#### WHAT YOU NEED TO DO
All of the material below is to be returned exactly.

#### DATASET EXCERPTS
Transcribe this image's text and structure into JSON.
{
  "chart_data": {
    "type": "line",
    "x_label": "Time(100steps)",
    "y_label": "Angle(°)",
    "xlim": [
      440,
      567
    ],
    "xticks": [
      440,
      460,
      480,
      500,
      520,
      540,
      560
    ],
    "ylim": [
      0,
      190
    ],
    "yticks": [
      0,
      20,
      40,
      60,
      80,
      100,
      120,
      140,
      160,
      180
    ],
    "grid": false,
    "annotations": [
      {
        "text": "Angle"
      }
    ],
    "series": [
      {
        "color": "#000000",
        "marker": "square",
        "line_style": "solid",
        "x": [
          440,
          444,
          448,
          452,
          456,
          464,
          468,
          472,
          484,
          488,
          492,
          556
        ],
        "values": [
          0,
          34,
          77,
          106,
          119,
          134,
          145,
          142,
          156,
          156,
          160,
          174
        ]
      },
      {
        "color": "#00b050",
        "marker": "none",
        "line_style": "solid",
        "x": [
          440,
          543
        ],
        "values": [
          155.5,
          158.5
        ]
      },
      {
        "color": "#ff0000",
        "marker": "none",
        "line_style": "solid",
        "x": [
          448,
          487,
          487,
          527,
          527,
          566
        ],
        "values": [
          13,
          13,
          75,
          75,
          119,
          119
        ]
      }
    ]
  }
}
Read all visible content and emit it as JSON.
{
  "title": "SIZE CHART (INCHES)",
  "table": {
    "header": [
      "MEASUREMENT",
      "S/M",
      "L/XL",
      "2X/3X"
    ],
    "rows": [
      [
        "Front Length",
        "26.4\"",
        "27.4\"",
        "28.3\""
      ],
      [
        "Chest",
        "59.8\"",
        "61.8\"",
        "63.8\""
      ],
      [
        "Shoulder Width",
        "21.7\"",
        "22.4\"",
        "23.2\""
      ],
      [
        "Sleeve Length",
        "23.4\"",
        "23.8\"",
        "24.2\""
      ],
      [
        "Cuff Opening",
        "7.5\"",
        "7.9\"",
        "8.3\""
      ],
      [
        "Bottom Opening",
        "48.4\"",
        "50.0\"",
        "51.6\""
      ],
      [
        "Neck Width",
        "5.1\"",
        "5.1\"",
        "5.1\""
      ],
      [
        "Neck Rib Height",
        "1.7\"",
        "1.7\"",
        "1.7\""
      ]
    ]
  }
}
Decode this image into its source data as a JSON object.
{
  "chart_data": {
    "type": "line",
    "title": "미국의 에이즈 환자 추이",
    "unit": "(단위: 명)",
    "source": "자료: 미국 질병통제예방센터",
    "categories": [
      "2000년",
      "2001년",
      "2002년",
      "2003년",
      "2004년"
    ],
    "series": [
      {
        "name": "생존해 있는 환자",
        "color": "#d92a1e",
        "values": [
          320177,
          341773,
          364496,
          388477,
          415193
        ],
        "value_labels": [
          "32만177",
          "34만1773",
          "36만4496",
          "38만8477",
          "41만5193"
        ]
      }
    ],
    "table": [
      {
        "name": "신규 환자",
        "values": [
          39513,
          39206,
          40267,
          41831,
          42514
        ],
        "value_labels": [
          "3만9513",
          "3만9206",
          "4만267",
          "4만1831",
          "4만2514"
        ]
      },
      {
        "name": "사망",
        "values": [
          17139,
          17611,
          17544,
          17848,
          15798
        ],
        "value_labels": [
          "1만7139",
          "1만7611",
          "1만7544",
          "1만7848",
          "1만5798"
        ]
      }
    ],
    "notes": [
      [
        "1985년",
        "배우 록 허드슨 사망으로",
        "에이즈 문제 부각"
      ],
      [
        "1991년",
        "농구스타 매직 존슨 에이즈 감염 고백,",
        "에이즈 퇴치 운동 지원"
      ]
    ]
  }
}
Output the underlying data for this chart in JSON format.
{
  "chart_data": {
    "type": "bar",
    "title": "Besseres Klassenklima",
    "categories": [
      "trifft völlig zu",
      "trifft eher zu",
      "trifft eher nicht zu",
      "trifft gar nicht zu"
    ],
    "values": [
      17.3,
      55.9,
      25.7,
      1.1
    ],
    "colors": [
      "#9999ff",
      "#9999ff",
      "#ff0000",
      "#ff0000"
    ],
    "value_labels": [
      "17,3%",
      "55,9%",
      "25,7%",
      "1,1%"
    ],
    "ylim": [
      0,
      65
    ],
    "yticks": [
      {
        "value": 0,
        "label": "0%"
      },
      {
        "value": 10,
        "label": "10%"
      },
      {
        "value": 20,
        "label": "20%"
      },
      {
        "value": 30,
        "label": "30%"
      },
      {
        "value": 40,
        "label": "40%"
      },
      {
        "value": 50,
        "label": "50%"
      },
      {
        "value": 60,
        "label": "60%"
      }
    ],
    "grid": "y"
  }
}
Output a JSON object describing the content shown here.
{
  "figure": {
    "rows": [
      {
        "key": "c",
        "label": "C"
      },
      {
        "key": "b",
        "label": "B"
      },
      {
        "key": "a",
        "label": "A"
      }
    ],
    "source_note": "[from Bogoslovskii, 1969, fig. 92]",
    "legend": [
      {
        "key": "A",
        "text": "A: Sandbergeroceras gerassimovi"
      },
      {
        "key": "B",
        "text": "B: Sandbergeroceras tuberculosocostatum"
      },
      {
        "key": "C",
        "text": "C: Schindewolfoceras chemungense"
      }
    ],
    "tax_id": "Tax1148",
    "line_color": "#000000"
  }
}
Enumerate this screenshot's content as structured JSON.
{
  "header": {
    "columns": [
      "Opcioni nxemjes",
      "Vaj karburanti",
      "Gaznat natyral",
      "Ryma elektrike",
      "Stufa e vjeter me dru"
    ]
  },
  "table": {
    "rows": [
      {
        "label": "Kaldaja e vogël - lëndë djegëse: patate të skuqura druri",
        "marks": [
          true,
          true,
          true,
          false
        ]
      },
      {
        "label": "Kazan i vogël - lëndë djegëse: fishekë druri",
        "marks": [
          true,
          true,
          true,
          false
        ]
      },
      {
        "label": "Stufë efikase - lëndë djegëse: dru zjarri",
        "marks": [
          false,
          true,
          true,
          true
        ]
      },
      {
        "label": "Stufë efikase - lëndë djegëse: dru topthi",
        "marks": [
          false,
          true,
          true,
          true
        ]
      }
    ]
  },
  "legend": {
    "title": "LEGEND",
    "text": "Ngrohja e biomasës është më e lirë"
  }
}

#### CORRECT OUTPUT
Transcribe this image's text and structure into JSON.
{
  "chart_data": {
    "type": "line",
    "x_label": "Time(100steps)",
    "y_label": "Angle(°)",
    "xlim": [
      440,
      567
    ],
    "xticks": [
      440,
      460,
      480,
      500,
      520,
      540,
      560
    ],
    "ylim": [
      0,
      190
    ],
    "yticks": [
      0,
      20,
      40,
      60,
      80,
      100,
      120,
      140,
      160,
      180
    ],
    "grid": false,
    "annotations": [
      {
        "text": "Angle"
      }
    ],
    "series": [
      {
        "color": "#000000",
        "marker": "square",
        "line_style": "solid",
        "x": [
          440,
          444,
          448,
          452,
          456,
          464,
          468,
          472,
          484,
          488,
          492,
          556
        ],
        "values": [
          0,
          34,
          77,
          106,
          119,
          134,
          145,
          142,
          156,
          156,
          160,
          174
        ]
      },
      {
        "color": "#00b050",
        "marker": "none",
        "line_style": "solid",
        "x": [
          440,
          543
        ],
        "values": [
          155.5,
          158.5
        ]
      },
      {
        "color": "#ff0000",
        "marker": "none",
        "line_style": "solid",
        "x": [
          448,
          487,
          487,
          527,
          527,
          566
        ],
        "values": [
          13,
          13,
          75,
          75,
          119,
          119
        ]
      }
    ]
  }
}
Read all visible content and emit it as JSON.
{
  "title": "SIZE CHART (INCHES)",
  "table": {
    "header": [
      "MEASUREMENT",
      "S/M",
      "L/XL",
      "2X/3X"
    ],
    "rows": [
      [
        "Front Length",
        "26.4\"",
        "27.4\"",
        "28.3\""
      ],
      [
        "Chest",
        "59.8\"",
        "61.8\"",
        "63.8\""
      ],
      [
        "Shoulder Width",
        "21.7\"",
        "22.4\"",
        "23.2\""
      ],
      [
        "Sleeve Length",
        "23.4\"",
        "23.8\"",
        "24.2\""
      ],
      [
        "Cuff Opening",
        "7.5\"",
        "7.9\"",
        "8.3\""
      ],
      [
        "Bottom Opening",
        "48.4\"",
        "50.0\"",
        "51.6\""
      ],
      [
        "Neck Width",
        "5.1\"",
        "5.1\"",
        "5.1\""
      ],
      [
        "Neck Rib Height",
        "1.7\"",
        "1.7\"",
        "1.7\""
      ]
    ]
  }
}
Decode this image into its source data as a JSON object.
{
  "chart_data": {
    "type": "line",
    "title": "미국의 에이즈 환자 추이",
    "unit": "(단위: 명)",
    "source": "자료: 미국 질병통제예방센터",
    "categories": [
      "2000년",
      "2001년",
      "2002년",
      "2003년",
      "2004년"
    ],
    "series": [
      {
        "name": "생존해 있는 환자",
        "color": "#d92a1e",
        "values": [
          320177,
          341773,
          364496,
          388477,
          415193
        ],
        "value_labels": [
          "32만177",
          "34만1773",
          "36만4496",
          "38만8477",
          "41만5193"
        ]
      }
    ],
    "table": [
      {
        "name": "신규 환자",
        "values": [
          39513,
          39206,
          40267,
          41831,
          42514
        ],
        "value_labels": [
          "3만9513",
          "3만9206",
          "4만267",
          "4만1831",
          "4만2514"
        ]
      },
      {
        "name": "사망",
        "values": [
          17139,
          17611,
          17544,
          17848,
          15798
        ],
        "value_labels": [
          "1만7139",
          "1만7611",
          "1만7544",
          "1만7848",
          "1만5798"
        ]
      }
    ],
    "notes": [
      [
        "1985년",
        "배우 록 허드슨 사망으로",
        "에이즈 문제 부각"
      ],
      [
        "1991년",
        "농구스타 매직 존슨 에이즈 감염 고백,",
        "에이즈 퇴치 운동 지원"
      ]
    ]
  }
}
Output the underlying data for this chart in JSON format.
{
  "chart_data": {
    "type": "bar",
    "title": "Besseres Klassenklima",
    "categories": [
      "trifft völlig zu",
      "trifft eher zu",
      "trifft eher nicht zu",
      "trifft gar nicht zu"
    ],
    "values": [
      17.3,
      55.9,
      25.7,
      1.1
    ],
    "colors": [
      "#9999ff",
      "#9999ff",
      "#ff0000",
      "#ff0000"
    ],
    "value_labels": [
      "17,3%",
      "55,9%",
      "25,7%",
      "1,1%"
    ],
    "ylim": [
      0,
      65
    ],
    "yticks": [
      {
        "value": 0,
        "label": "0%"
      },
      {
        "value": 10,
        "label": "10%"
      },
      {
        "value": 20,
        "label": "20%"
      },
      {
        "value": 30,
        "label": "30%"
      },
      {
        "value": 40,
        "label": "40%"
      },
      {
        "value": 50,
        "label": "50%"
      },
      {
        "value": 60,
        "label": "60%"
      }
    ],
    "grid": "y"
  }
}
Output a JSON object describing the content shown here.
{
  "figure": {
    "rows": [
      {
        "key": "c",
        "label": "C"
      },
      {
        "key": "b",
        "label": "B"
      },
      {
        "key": "a",
        "label": "A"
      }
    ],
    "source_note": "[from Bogoslovskii, 1969, fig. 92]",
    "legend": [
      {
        "key": "A",
        "text": "A: Sandbergeroceras gerassimovi"
      },
      {
        "key": "B",
        "text": "B: Sandbergeroceras tuberculosocostatum"
      },
      {
        "key": "C",
        "text": "C: Schindewolfoceras chemungense"
      }
    ],
    "tax_id": "Tax1148",
    "line_color": "#000000"
  }
}
Enumerate this screenshot's content as structured JSON.
{
  "header": {
    "columns": [
      "Opcioni nxemjes",
      "Vaj karburanti",
      "Gaznat natyral",
      "Ryma elektrike",
      "Stufa e vjeter me dru"
    ]
  },
  "table": {
    "rows": [
      {
        "label": "Kaldaja e vogël - lëndë djegëse: patate të skuqura druri",
        "marks": [
          true,
          true,
          true,
          false
        ]
      },
      {
        "label": "Kazan i vogël - lëndë djegëse: fishekë druri",
        "marks": [
          true,
          true,
          true,
          false
        ]
      },
      {
        "label": "Stufë efikase - lëndë djegëse: dru zjarri",
        "marks": [
          false,
          true,
          true,
          true
        ]
      },
      {
        "label": "Stufë efikase - lëndë djegëse: dru topthi",
        "marks": [
          false,
          true,
          true,
          true
        ]
      }
    ]
  },
  "legend": {
    "title": "LEGEND",
    "text": "Ngrohja e biomasës është më e lirë"
  }
}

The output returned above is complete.